■ WHAT TO WORK ON
Find each line holding the word "Price" and give the total alone.
-- Start DATA SHOWN --
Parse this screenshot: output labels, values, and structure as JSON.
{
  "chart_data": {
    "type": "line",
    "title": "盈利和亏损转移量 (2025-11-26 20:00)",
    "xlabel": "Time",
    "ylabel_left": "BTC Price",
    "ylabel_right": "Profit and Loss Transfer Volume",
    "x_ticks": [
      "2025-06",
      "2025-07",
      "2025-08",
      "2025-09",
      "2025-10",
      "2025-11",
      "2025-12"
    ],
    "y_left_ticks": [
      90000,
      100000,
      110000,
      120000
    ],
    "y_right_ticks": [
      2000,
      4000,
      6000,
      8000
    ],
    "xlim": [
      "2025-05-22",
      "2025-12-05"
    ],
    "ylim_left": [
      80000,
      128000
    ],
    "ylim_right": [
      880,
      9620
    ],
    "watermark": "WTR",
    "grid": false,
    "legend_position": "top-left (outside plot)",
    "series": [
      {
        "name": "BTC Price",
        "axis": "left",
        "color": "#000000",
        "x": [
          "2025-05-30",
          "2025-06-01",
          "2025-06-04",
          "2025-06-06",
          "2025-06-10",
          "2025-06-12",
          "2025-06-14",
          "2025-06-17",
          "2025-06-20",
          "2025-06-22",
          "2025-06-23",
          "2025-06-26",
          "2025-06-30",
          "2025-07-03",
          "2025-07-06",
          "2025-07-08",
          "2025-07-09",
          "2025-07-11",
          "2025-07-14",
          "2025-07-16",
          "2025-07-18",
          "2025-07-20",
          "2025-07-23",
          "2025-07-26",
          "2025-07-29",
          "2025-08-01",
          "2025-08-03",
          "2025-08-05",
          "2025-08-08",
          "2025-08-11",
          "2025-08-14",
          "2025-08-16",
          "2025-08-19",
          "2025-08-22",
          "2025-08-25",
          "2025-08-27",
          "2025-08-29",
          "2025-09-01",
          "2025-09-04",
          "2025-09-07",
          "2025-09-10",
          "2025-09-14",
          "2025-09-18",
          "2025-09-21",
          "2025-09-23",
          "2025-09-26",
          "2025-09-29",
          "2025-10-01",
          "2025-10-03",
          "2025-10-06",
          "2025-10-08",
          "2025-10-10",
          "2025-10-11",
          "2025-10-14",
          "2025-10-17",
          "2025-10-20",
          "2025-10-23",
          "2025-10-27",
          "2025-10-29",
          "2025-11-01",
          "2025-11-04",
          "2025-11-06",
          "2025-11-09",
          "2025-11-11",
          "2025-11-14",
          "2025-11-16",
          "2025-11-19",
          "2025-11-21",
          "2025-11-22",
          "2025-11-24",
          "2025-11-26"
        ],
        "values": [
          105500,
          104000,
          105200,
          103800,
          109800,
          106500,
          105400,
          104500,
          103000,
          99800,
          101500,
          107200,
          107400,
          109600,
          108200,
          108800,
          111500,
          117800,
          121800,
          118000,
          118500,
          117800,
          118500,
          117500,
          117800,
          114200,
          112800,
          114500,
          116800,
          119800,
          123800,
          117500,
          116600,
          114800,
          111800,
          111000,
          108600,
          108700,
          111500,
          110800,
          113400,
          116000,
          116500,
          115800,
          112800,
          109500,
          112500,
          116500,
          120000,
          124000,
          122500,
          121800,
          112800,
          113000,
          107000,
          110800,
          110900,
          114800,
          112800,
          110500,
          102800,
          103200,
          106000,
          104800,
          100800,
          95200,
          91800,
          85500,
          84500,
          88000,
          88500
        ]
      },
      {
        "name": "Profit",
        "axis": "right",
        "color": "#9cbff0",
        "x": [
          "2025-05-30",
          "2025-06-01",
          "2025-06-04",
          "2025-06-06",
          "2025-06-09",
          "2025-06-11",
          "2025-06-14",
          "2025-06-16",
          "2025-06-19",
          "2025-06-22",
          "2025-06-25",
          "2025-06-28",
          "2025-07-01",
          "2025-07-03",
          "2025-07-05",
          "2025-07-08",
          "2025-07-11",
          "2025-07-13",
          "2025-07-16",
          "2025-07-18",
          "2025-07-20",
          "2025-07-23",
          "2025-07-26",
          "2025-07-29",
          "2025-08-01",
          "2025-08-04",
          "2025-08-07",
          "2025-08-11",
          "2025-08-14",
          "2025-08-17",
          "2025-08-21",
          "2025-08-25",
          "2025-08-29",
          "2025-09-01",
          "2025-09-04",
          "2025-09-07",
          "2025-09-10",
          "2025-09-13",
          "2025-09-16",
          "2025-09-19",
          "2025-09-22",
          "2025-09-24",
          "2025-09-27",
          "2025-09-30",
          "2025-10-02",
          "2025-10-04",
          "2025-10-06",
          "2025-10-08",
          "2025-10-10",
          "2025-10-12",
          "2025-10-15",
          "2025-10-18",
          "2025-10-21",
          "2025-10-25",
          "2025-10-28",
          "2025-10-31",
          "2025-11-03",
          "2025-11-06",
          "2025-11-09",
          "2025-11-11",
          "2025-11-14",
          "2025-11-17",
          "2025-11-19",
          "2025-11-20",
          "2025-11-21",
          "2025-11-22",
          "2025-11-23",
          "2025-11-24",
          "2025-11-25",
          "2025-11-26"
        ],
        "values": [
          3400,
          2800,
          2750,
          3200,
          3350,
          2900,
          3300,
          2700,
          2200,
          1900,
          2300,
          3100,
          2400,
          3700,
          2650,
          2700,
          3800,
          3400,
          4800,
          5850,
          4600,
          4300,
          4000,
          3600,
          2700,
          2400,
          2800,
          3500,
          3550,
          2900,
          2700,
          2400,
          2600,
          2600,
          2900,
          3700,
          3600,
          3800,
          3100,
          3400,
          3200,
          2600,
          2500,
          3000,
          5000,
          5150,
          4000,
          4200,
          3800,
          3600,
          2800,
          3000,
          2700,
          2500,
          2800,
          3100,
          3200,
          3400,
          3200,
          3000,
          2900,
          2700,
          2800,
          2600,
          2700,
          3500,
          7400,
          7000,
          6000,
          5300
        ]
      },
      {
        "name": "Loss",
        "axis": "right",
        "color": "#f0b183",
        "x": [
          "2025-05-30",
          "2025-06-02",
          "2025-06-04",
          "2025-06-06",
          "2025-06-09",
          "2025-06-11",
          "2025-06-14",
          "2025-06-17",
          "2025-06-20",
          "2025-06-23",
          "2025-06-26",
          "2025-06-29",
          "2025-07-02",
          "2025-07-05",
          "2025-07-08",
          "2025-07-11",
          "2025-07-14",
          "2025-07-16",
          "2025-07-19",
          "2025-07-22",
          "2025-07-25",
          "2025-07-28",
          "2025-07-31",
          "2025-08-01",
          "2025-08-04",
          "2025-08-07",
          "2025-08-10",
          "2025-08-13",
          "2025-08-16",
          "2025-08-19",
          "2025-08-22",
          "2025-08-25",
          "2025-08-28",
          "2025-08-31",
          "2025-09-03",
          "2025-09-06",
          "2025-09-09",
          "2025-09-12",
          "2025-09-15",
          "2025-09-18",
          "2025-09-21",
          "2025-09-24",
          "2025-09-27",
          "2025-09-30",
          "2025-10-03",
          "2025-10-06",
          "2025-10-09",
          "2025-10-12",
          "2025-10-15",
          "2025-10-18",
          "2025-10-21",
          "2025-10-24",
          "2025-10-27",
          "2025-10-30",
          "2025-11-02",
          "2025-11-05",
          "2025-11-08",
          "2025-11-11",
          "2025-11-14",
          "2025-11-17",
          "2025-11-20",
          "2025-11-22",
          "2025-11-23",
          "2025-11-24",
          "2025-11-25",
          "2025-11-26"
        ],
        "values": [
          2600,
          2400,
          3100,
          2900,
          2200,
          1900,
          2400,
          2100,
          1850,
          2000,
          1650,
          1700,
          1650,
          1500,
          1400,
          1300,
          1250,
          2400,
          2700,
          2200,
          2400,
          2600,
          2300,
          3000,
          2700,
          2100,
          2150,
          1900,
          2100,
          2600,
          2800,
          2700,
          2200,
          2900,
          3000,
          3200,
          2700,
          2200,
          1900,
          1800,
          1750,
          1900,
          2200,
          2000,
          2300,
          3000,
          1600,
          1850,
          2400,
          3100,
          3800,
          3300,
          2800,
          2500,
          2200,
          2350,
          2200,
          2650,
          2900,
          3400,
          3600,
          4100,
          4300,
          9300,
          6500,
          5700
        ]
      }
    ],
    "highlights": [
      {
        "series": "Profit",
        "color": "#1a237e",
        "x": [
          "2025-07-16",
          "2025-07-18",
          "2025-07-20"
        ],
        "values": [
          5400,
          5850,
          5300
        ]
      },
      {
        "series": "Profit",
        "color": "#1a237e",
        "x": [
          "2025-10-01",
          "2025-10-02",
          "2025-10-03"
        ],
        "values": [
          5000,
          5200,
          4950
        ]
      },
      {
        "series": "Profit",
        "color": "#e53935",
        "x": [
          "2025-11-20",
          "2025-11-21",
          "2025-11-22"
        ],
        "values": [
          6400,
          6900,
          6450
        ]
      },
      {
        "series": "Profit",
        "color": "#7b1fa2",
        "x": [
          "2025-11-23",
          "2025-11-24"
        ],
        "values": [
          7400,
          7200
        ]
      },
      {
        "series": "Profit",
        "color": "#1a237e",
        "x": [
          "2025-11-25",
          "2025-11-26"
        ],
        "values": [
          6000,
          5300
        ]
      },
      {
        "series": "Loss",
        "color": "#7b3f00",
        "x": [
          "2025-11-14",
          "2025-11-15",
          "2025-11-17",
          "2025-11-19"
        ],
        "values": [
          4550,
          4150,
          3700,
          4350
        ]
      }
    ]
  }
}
-- End DATA SHOWN --
■ TASK RESPONSE
2